▶ **TASK INSTRUCTIONS**
Identify every line containing the word "type" and reproduce each one.

▶ **SUPPLIED RECORDS**
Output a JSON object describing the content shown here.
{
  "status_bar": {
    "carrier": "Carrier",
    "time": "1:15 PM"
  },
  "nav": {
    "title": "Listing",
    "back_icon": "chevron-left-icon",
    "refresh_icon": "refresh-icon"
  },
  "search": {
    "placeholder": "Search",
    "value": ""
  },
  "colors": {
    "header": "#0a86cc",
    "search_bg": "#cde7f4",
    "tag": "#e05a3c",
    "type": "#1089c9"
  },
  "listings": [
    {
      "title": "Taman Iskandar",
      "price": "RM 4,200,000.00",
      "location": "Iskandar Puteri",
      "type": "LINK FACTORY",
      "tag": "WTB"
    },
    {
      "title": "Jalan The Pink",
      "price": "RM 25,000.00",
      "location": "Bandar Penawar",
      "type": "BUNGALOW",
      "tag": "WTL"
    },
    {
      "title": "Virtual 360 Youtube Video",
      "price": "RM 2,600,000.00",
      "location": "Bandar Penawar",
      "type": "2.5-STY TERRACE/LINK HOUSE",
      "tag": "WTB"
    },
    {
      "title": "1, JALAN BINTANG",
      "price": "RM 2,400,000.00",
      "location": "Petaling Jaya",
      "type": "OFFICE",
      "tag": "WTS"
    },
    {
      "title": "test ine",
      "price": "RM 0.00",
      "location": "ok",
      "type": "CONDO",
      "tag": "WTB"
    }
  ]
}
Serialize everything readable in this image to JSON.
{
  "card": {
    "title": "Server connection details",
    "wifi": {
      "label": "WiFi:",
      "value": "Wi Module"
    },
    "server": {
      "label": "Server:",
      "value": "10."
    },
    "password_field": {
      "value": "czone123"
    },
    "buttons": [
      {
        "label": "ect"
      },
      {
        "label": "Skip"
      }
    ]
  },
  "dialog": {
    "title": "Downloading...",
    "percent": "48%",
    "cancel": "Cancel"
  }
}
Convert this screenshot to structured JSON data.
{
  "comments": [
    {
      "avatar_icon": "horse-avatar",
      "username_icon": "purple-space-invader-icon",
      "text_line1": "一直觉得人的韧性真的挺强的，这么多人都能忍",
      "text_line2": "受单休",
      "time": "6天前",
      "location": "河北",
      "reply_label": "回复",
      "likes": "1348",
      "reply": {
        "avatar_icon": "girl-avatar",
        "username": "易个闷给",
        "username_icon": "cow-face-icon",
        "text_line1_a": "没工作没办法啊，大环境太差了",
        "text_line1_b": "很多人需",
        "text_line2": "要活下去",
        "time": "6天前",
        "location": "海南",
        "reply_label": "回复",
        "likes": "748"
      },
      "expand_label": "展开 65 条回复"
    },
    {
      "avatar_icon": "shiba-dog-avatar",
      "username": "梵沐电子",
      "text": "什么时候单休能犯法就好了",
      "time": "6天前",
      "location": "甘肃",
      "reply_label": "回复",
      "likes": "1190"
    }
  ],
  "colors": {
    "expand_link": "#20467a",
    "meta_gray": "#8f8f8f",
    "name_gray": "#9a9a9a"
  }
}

▶ **WRITTEN RESPONSE**
    "type": "#1089c9"
      "type": "LINK FACTORY",
      "type": "BUNGALOW",
      "type": "2.5-STY TERRACE/LINK HOUSE",
      "type": "OFFICE",
      "type": "CONDO",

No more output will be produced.